WHAT YOU NEED TO DO
Search the data for the word "человека". Reproduce every line where it is found.

DATA SUPPLIED
▬▬▬▬▬▬▬▬▬▬
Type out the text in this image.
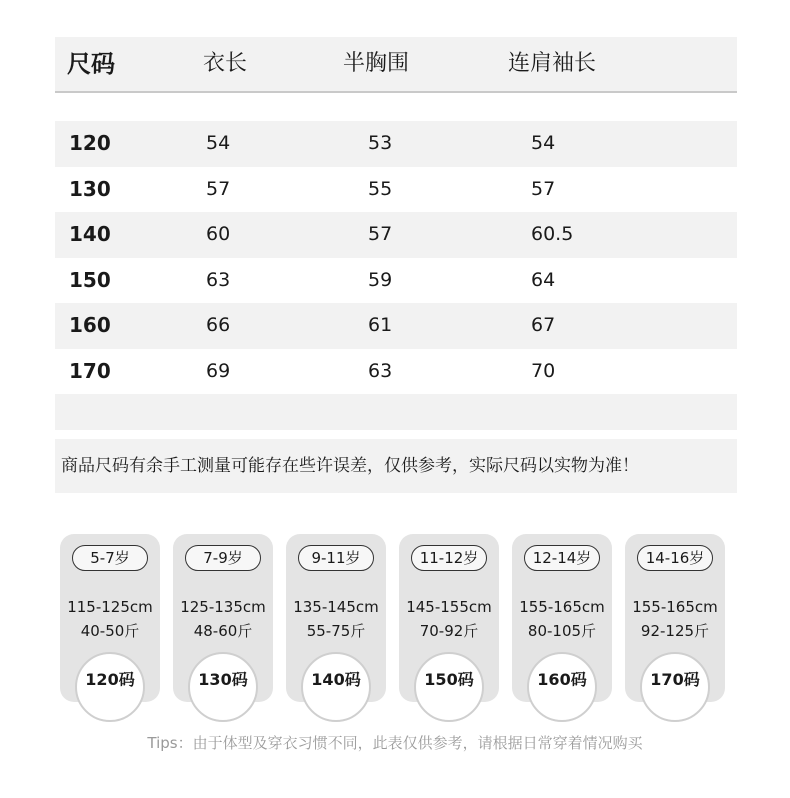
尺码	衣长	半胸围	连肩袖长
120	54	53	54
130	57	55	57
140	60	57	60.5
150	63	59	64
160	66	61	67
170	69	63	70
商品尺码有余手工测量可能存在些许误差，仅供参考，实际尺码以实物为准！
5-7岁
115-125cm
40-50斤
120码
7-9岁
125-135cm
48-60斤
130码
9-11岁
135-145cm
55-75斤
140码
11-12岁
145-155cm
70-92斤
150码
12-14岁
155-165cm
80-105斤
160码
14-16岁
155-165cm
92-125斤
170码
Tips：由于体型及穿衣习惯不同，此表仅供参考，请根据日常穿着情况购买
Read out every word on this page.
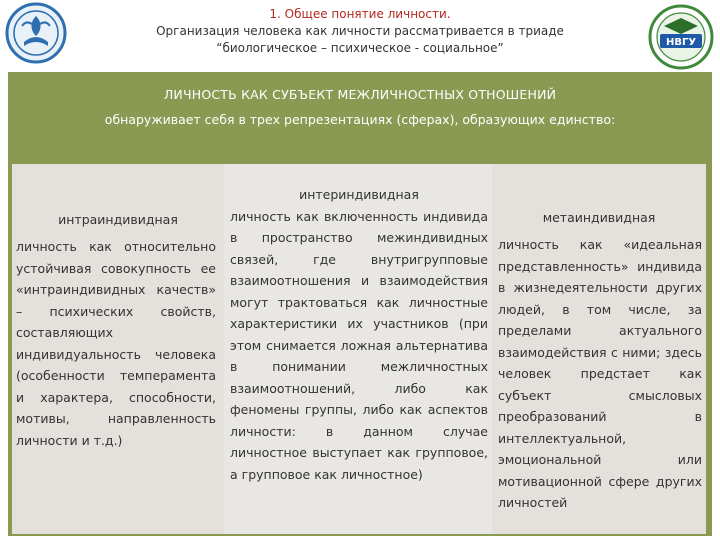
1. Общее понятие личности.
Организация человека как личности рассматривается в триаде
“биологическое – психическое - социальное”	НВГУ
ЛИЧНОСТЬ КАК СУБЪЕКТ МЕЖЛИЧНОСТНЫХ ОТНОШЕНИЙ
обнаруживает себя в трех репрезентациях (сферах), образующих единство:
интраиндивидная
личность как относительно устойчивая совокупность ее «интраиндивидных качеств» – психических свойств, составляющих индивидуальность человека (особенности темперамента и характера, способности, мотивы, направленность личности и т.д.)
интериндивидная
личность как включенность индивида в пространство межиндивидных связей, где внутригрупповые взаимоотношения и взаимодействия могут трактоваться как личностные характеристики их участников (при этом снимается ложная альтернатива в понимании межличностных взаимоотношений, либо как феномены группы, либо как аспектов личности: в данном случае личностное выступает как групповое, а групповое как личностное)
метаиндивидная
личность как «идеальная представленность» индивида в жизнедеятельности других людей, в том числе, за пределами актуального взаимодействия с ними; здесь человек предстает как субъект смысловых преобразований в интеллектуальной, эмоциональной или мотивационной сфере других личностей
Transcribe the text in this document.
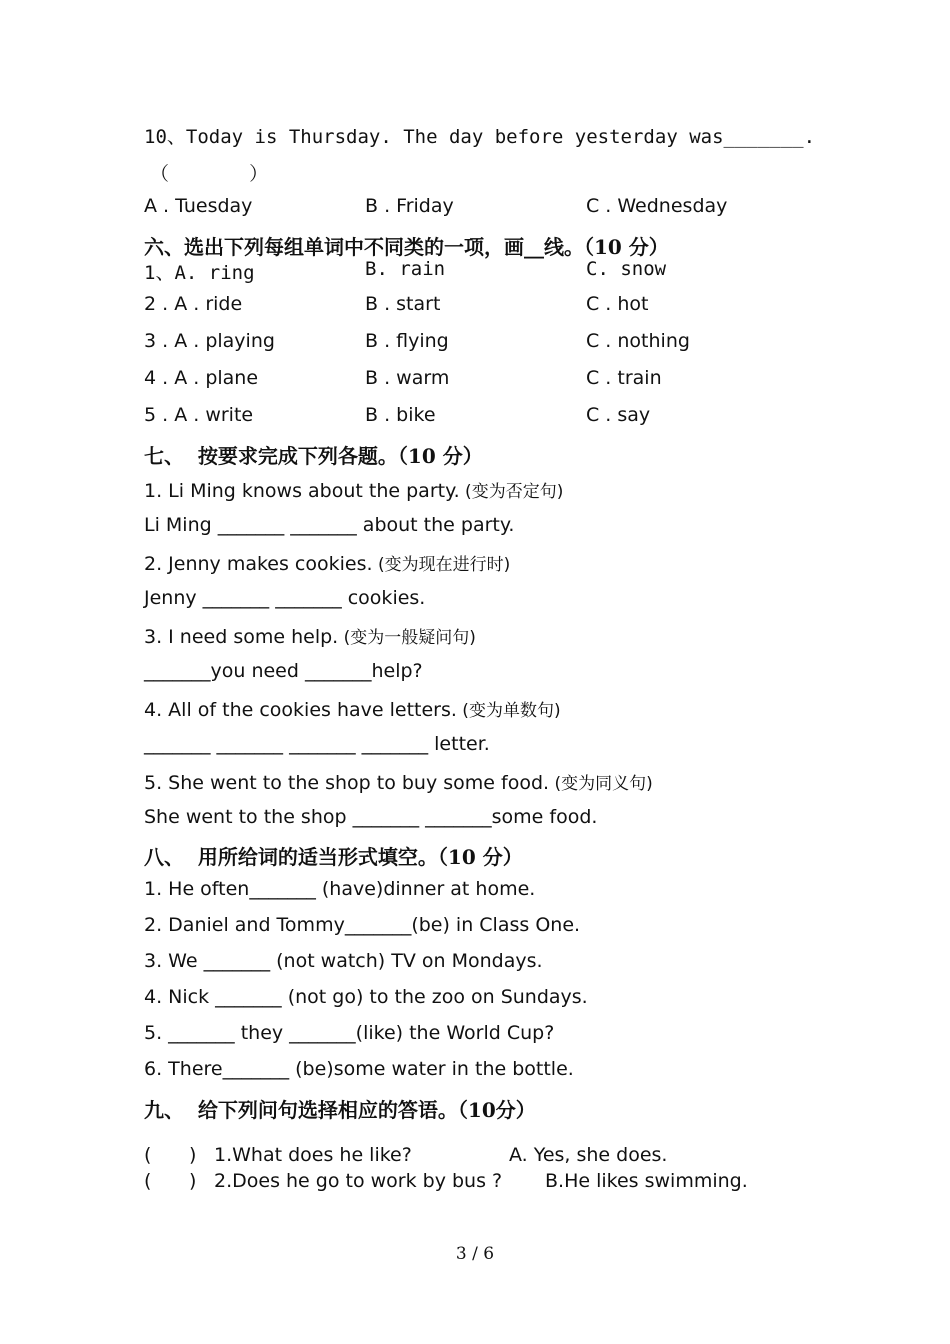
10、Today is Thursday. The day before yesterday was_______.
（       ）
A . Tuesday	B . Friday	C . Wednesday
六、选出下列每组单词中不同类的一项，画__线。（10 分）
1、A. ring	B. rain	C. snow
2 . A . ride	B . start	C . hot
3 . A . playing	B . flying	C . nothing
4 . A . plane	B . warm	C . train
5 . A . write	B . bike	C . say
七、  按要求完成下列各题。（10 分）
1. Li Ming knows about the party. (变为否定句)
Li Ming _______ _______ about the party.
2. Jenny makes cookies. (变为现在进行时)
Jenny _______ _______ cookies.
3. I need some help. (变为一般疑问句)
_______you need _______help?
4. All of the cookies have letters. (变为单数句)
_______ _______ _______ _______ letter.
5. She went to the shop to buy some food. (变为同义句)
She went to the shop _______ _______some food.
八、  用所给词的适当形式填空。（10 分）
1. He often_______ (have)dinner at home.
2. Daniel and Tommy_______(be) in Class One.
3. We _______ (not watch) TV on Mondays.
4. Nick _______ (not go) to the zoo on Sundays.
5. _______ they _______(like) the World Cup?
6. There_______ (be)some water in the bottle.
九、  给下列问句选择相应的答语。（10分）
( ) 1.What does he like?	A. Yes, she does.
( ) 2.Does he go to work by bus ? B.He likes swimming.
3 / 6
▬▬▬▬▬▬▬▬▬▬
ANSWER BELOW
Организация человека как личности рассматривается в триаде
личность как относительно устойчивая совокупность ее «интраиндивидных качеств» – психических свойств, составляющих индивидуальность человека (особенности темперамента и характера, способности, мотивы, направленность личности и т.д.)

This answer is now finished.